Directions for this task: Locate every line that holds the string "tyłu" and copy it.

· · ·

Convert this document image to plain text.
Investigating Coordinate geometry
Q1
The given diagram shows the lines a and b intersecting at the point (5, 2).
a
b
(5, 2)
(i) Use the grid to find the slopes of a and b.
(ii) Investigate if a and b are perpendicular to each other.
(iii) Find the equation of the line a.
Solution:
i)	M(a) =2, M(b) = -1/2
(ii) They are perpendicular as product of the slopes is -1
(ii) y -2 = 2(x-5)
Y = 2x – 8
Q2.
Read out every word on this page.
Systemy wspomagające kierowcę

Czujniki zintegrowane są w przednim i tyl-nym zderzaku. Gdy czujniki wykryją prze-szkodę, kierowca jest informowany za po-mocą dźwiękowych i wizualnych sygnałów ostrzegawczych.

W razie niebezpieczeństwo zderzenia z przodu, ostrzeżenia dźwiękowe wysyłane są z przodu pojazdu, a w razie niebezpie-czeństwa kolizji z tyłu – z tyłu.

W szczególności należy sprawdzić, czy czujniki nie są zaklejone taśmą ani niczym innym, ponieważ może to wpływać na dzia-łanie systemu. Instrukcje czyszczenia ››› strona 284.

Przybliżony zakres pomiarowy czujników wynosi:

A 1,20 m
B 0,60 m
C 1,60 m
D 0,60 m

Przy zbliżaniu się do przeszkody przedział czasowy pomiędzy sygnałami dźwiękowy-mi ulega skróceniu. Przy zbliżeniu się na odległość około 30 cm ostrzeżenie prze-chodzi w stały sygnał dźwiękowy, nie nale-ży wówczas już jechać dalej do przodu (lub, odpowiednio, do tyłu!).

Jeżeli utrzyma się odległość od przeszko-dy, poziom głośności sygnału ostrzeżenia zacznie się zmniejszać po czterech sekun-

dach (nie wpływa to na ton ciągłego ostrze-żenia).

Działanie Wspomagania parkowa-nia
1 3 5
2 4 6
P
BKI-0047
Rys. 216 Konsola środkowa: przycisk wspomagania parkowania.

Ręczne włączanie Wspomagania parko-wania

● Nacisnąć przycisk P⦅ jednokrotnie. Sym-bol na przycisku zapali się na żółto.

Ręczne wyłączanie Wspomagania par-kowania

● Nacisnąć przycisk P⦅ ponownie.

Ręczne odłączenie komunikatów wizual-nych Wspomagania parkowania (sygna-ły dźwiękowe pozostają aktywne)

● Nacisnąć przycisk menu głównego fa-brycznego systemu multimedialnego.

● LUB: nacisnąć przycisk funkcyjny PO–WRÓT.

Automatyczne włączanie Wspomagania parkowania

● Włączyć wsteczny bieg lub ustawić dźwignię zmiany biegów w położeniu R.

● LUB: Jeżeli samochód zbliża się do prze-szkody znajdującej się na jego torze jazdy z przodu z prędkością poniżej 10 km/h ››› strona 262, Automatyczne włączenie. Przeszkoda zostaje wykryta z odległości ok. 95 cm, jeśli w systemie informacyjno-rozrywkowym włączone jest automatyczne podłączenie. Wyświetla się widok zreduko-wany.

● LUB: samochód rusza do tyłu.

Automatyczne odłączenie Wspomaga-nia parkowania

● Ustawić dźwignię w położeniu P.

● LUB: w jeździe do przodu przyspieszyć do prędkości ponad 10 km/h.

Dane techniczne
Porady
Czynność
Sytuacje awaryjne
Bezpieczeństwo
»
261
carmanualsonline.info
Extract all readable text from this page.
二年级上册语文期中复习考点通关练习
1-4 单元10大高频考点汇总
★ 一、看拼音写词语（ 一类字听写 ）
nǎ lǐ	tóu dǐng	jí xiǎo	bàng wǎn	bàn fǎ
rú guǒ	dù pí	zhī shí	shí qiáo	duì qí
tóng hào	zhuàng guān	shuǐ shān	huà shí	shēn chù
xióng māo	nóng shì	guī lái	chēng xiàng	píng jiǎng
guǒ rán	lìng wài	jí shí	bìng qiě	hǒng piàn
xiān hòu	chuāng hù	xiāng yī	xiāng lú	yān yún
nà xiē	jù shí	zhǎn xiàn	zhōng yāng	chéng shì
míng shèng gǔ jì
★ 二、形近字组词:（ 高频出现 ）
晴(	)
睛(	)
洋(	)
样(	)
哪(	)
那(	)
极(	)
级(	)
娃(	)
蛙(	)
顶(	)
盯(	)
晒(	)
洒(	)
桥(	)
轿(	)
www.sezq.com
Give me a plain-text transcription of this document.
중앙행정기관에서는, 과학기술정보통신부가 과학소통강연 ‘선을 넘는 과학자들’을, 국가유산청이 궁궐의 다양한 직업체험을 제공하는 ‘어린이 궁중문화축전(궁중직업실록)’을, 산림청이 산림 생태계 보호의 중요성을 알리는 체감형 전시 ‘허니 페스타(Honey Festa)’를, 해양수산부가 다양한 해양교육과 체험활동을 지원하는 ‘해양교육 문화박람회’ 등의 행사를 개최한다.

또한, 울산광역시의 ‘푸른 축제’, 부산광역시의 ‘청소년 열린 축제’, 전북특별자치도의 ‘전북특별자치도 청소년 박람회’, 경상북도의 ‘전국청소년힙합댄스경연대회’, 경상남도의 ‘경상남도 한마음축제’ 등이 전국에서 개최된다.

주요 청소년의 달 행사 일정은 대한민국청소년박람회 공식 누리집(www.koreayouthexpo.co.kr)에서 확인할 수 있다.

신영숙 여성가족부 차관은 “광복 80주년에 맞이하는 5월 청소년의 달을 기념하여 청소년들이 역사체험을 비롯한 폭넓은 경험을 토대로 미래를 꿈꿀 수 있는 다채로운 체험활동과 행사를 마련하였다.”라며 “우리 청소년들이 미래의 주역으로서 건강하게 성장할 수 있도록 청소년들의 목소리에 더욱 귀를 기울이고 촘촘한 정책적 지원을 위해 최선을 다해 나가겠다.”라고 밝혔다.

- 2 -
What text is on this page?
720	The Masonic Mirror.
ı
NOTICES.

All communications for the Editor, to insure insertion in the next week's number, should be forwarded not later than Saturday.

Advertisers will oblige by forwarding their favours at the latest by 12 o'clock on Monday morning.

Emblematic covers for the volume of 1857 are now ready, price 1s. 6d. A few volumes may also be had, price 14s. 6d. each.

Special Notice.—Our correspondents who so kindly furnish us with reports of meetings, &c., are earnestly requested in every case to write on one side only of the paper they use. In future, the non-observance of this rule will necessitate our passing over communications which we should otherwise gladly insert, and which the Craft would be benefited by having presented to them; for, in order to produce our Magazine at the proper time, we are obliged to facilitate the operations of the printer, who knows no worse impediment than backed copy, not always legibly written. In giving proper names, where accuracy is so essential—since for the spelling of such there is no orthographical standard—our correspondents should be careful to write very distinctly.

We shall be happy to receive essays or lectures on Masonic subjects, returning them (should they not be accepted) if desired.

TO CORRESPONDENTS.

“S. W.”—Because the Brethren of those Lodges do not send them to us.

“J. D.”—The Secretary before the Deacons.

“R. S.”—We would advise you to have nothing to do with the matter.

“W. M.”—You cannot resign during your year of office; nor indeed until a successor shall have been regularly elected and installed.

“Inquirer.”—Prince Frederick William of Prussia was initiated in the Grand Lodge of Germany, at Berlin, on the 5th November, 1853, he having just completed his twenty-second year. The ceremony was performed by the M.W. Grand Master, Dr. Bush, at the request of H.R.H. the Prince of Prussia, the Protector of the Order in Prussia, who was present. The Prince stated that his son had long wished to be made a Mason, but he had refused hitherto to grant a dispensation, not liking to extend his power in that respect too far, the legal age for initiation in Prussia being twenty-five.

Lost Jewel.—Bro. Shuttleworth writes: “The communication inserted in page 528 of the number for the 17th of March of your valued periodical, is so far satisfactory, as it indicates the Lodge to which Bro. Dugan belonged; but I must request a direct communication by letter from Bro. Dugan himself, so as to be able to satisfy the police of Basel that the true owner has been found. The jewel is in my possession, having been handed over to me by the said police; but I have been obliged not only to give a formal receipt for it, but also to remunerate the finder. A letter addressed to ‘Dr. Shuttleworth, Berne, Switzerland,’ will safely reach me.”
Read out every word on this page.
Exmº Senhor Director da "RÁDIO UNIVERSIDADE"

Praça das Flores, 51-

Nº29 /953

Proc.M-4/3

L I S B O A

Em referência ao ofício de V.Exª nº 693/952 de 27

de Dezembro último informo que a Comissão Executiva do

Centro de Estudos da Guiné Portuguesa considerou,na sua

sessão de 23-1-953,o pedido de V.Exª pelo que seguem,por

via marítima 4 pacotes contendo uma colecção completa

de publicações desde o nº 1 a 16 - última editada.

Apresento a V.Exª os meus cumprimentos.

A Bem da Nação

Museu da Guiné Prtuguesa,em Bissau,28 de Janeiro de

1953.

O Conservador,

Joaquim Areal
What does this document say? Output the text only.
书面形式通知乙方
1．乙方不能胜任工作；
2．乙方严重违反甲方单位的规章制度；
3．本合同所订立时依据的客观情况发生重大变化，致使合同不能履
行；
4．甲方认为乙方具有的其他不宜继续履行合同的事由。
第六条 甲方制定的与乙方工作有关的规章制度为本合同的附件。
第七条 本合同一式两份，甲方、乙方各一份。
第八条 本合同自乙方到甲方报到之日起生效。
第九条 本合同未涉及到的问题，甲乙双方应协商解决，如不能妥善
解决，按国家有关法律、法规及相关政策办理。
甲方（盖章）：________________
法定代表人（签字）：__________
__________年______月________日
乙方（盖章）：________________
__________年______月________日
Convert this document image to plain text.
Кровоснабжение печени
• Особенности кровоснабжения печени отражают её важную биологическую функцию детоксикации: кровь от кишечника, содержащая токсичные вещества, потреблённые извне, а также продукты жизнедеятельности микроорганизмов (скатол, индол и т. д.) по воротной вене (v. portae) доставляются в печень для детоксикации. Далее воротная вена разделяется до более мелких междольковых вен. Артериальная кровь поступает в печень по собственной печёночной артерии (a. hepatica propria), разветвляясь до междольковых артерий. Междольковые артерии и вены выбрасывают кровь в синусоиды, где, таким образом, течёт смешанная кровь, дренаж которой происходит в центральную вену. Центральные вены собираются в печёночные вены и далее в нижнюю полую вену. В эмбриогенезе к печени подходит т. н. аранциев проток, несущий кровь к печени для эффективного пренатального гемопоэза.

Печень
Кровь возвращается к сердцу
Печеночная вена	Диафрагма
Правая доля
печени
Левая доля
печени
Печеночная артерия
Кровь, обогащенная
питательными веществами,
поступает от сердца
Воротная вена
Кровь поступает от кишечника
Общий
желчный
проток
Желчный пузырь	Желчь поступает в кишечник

· · ·

Task result:
W razie niebezpieczeństwo zderzenia z przodu, ostrzeżenia dźwiękowe wysyłane są z przodu pojazdu, a w razie niebezpie-czeństwa kolizji z tyłu – z tyłu.
Przy zbliżaniu się do przeszkody przedział czasowy pomiędzy sygnałami dźwiękowy-mi ulega skróceniu. Przy zbliżeniu się na odległość około 30 cm ostrzeżenie prze-chodzi w stały sygnał dźwiękowy, nie nale-ży wówczas już jechać dalej do przodu (lub, odpowiednio, do tyłu!).
● LUB: samochód rusza do tyłu.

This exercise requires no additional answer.